**Written request**
Repeat the lines of the listing below exactly, starting at the line that contains "What does this" and running through the last line, both included, and only those.

**Records provided**
§

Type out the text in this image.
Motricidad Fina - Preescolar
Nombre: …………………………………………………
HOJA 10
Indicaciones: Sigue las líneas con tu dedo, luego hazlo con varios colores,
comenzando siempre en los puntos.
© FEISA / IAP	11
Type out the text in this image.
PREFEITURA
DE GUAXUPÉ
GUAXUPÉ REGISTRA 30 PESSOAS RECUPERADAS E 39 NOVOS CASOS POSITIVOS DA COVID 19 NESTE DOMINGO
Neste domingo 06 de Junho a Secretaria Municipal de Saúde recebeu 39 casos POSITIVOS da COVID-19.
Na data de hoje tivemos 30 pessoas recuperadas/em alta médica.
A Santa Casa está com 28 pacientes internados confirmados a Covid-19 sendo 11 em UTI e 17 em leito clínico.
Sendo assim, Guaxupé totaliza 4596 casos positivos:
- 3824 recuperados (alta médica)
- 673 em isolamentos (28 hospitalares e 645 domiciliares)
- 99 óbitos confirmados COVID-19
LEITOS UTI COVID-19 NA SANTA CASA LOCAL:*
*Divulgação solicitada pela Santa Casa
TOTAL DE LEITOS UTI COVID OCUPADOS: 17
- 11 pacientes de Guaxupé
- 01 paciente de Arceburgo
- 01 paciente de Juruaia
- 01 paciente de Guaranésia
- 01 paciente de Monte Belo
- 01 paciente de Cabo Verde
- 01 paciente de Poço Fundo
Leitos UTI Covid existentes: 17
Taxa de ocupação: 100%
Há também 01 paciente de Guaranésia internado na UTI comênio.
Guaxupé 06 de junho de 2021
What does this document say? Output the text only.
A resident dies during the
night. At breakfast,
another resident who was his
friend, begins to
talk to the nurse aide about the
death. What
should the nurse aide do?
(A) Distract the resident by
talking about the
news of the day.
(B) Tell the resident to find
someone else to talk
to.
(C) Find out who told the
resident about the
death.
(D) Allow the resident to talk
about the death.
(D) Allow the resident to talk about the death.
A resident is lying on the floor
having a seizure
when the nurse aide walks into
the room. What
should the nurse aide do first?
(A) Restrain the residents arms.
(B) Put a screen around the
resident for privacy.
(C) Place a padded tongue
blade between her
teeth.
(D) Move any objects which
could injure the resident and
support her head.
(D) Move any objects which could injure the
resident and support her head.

§

**Result for this exercise**
What does this document say? Output the text only.
A resident dies during the
night. At breakfast,
another resident who was his
friend, begins to
talk to the nurse aide about the
death. What
should the nurse aide do?
(A) Distract the resident by
talking about the
news of the day.
(B) Tell the resident to find
someone else to talk
to.
(C) Find out who told the
resident about the
death.
(D) Allow the resident to talk
about the death.
(D) Allow the resident to talk about the death.
A resident is lying on the floor
having a seizure
when the nurse aide walks into
the room. What
should the nurse aide do first?
(A) Restrain the residents arms.
(B) Put a screen around the
resident for privacy.
(C) Place a padded tongue
blade between her
teeth.
(D) Move any objects which
could injure the resident and
support her head.
(D) Move any objects which could injure the
resident and support her head.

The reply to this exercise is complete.